WRITTEN TASK >>
Will you give every entry again exactly as it stands?

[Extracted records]
-------

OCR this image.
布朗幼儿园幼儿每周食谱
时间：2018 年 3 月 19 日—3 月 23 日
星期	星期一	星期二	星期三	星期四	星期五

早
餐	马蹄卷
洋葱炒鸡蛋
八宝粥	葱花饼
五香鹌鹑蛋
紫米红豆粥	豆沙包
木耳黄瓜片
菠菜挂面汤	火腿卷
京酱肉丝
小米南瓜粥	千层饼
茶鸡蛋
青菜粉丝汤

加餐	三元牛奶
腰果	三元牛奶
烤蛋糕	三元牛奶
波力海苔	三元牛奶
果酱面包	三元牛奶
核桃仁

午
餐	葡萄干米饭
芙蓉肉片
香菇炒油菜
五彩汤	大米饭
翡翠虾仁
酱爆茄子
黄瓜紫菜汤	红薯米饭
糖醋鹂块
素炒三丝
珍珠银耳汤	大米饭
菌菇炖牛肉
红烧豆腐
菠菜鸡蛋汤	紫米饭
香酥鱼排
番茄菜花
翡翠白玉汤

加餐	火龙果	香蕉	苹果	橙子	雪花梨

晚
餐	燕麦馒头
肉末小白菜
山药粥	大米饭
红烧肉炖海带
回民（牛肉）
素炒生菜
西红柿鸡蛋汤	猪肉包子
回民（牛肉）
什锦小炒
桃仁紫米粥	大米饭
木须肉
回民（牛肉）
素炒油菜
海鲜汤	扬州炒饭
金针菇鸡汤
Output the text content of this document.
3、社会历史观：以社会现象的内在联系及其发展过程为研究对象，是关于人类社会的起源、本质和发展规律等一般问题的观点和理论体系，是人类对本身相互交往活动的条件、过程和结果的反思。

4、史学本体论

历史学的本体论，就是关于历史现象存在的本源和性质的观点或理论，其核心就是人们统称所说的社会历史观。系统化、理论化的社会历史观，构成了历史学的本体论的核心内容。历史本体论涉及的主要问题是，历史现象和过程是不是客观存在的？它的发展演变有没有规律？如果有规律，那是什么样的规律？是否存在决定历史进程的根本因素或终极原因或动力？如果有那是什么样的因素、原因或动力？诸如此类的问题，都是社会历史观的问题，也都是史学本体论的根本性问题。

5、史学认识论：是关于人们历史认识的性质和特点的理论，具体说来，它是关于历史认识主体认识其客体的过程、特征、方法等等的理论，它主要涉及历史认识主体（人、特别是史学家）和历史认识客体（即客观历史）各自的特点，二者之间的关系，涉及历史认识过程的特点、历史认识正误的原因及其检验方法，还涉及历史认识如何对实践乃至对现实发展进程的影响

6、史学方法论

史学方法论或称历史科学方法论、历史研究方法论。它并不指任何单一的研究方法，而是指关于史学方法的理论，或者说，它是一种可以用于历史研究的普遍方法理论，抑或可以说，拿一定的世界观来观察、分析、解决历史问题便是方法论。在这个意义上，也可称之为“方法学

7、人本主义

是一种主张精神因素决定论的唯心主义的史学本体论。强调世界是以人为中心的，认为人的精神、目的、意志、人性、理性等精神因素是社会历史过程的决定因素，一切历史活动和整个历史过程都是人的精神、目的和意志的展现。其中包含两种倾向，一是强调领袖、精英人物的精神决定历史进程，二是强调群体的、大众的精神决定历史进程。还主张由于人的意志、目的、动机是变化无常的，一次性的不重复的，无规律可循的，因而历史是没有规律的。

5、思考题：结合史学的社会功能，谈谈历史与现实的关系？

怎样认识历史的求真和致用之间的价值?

-------

CORRECT OUTPUT >>
OCR this image.
布朗幼儿园幼儿每周食谱
时间：2018 年 3 月 19 日—3 月 23 日
星期	星期一	星期二	星期三	星期四	星期五

早
餐	马蹄卷
洋葱炒鸡蛋
八宝粥	葱花饼
五香鹌鹑蛋
紫米红豆粥	豆沙包
木耳黄瓜片
菠菜挂面汤	火腿卷
京酱肉丝
小米南瓜粥	千层饼
茶鸡蛋
青菜粉丝汤

加餐	三元牛奶
腰果	三元牛奶
烤蛋糕	三元牛奶
波力海苔	三元牛奶
果酱面包	三元牛奶
核桃仁

午
餐	葡萄干米饭
芙蓉肉片
香菇炒油菜
五彩汤	大米饭
翡翠虾仁
酱爆茄子
黄瓜紫菜汤	红薯米饭
糖醋鹂块
素炒三丝
珍珠银耳汤	大米饭
菌菇炖牛肉
红烧豆腐
菠菜鸡蛋汤	紫米饭
香酥鱼排
番茄菜花
翡翠白玉汤

加餐	火龙果	香蕉	苹果	橙子	雪花梨

晚
餐	燕麦馒头
肉末小白菜
山药粥	大米饭
红烧肉炖海带
回民（牛肉）
素炒生菜
西红柿鸡蛋汤	猪肉包子
回民（牛肉）
什锦小炒
桃仁紫米粥	大米饭
木须肉
回民（牛肉）
素炒油菜
海鲜汤	扬州炒饭
金针菇鸡汤
Output the text content of this document.
3、社会历史观：以社会现象的内在联系及其发展过程为研究对象，是关于人类社会的起源、本质和发展规律等一般问题的观点和理论体系，是人类对本身相互交往活动的条件、过程和结果的反思。

4、史学本体论

历史学的本体论，就是关于历史现象存在的本源和性质的观点或理论，其核心就是人们统称所说的社会历史观。系统化、理论化的社会历史观，构成了历史学的本体论的核心内容。历史本体论涉及的主要问题是，历史现象和过程是不是客观存在的？它的发展演变有没有规律？如果有规律，那是什么样的规律？是否存在决定历史进程的根本因素或终极原因或动力？如果有那是什么样的因素、原因或动力？诸如此类的问题，都是社会历史观的问题，也都是史学本体论的根本性问题。

5、史学认识论：是关于人们历史认识的性质和特点的理论，具体说来，它是关于历史认识主体认识其客体的过程、特征、方法等等的理论，它主要涉及历史认识主体（人、特别是史学家）和历史认识客体（即客观历史）各自的特点，二者之间的关系，涉及历史认识过程的特点、历史认识正误的原因及其检验方法，还涉及历史认识如何对实践乃至对现实发展进程的影响

6、史学方法论

史学方法论或称历史科学方法论、历史研究方法论。它并不指任何单一的研究方法，而是指关于史学方法的理论，或者说，它是一种可以用于历史研究的普遍方法理论，抑或可以说，拿一定的世界观来观察、分析、解决历史问题便是方法论。在这个意义上，也可称之为“方法学

7、人本主义

是一种主张精神因素决定论的唯心主义的史学本体论。强调世界是以人为中心的，认为人的精神、目的、意志、人性、理性等精神因素是社会历史过程的决定因素，一切历史活动和整个历史过程都是人的精神、目的和意志的展现。其中包含两种倾向，一是强调领袖、精英人物的精神决定历史进程，二是强调群体的、大众的精神决定历史进程。还主张由于人的意志、目的、动机是变化无常的，一次性的不重复的，无规律可循的，因而历史是没有规律的。

5、思考题：结合史学的社会功能，谈谈历史与现实的关系？

怎样认识历史的求真和致用之间的价值?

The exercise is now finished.